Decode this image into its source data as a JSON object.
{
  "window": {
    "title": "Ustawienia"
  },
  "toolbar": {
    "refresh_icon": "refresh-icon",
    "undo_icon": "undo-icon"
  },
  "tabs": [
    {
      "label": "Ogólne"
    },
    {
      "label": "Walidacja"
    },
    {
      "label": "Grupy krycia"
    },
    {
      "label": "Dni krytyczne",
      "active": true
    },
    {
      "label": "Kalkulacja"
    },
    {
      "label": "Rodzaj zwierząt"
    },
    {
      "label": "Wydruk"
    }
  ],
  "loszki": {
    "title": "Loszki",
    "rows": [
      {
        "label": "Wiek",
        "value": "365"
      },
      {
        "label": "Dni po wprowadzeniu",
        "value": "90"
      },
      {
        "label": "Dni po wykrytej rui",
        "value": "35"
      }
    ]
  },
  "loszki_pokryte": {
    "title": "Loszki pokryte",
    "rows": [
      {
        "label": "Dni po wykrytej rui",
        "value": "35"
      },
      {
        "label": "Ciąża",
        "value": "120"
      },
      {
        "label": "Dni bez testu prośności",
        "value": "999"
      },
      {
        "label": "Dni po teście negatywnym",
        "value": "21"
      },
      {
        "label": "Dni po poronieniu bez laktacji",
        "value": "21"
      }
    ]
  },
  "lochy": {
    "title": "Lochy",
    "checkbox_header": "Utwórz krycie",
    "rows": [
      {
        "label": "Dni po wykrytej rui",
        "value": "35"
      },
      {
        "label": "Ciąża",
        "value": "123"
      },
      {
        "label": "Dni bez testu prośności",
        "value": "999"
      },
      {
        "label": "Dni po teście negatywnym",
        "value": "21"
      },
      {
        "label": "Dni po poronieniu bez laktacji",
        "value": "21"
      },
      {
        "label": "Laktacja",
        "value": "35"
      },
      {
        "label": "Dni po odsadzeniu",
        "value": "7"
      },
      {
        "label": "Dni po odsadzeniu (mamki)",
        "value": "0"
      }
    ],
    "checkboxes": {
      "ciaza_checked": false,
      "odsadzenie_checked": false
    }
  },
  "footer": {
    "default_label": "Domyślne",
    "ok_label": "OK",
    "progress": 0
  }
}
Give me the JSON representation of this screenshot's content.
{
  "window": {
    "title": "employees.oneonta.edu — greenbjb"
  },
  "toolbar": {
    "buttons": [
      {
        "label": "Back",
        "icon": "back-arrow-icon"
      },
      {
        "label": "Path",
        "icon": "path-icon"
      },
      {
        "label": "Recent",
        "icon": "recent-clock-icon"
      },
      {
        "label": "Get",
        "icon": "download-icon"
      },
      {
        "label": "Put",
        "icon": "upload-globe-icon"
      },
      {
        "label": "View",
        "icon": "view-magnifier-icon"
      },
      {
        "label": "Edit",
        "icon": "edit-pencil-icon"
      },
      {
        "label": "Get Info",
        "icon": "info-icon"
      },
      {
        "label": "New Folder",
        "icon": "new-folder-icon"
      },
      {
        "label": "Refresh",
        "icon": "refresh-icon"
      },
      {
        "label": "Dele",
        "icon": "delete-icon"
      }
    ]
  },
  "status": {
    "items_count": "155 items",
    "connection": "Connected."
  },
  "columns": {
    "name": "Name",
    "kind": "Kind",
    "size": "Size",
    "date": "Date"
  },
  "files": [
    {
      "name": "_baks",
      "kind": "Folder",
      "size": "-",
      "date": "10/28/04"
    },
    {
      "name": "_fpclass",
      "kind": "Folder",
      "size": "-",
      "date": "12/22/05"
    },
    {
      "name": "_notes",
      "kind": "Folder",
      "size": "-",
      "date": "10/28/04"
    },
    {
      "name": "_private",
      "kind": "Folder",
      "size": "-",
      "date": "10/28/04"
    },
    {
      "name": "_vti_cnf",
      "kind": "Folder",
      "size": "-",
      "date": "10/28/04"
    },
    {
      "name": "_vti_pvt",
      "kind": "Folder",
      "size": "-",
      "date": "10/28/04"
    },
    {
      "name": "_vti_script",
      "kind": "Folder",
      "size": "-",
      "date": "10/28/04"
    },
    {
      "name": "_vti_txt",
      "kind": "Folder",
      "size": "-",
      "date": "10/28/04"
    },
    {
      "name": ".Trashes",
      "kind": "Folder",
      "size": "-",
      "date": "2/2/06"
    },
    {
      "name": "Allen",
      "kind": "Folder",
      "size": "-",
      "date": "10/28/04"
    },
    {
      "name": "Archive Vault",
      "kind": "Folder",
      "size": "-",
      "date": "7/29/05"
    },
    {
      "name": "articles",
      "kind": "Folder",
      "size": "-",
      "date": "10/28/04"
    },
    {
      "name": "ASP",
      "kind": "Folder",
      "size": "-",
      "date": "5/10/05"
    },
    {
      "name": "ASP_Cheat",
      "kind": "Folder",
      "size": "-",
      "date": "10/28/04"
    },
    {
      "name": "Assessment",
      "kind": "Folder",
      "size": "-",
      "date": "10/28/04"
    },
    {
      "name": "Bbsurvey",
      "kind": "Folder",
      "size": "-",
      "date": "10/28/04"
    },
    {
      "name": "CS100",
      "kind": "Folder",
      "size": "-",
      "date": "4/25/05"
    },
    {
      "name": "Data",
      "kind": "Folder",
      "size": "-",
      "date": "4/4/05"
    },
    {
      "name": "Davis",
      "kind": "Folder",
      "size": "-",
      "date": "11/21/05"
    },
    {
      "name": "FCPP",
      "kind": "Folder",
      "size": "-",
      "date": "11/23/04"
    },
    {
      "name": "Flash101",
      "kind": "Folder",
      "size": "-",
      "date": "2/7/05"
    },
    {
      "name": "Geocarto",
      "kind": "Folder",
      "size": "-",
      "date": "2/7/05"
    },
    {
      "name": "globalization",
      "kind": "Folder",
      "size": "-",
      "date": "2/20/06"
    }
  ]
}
++++++++++++++++++++
__DIRECTIONS__. Show each line of the data that contains the string "odsadzeniu".

__TASK SOLUTION__.
        "label": "Dni po odsadzeniu",
        "label": "Dni po odsadzeniu (mamki)",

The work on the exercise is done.